Dataset items:

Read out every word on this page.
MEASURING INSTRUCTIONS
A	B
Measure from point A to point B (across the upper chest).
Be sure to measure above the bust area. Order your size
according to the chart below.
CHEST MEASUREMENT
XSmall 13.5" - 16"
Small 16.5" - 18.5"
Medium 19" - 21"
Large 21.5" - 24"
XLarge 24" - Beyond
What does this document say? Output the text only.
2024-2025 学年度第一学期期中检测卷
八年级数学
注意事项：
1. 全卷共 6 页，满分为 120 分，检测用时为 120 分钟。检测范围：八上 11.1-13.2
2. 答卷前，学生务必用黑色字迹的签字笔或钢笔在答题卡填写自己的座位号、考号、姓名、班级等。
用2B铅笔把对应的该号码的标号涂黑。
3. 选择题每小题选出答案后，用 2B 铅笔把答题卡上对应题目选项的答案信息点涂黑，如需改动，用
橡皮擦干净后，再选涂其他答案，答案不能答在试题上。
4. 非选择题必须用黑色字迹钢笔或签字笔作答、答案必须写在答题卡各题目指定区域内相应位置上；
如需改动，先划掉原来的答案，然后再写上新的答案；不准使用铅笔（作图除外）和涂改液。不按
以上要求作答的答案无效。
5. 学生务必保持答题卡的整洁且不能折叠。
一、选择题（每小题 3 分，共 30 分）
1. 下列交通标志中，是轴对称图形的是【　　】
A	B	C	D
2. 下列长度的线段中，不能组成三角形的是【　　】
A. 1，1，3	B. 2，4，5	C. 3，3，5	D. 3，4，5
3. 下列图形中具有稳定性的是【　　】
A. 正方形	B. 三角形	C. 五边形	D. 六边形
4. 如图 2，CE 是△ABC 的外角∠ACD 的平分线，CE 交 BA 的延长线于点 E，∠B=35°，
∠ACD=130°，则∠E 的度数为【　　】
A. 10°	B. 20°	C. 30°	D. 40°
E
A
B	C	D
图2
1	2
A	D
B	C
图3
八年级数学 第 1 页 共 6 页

### What you have to do
Pick out each line above that includes "如需改动" and show it.

### Correct output
3. 选择题每小题选出答案后，用 2B 铅笔把答题卡上对应题目选项的答案信息点涂黑，如需改动，用
如需改动，先划掉原来的答案，然后再写上新的答案；不准使用铅笔（作图除外）和涂改液。不按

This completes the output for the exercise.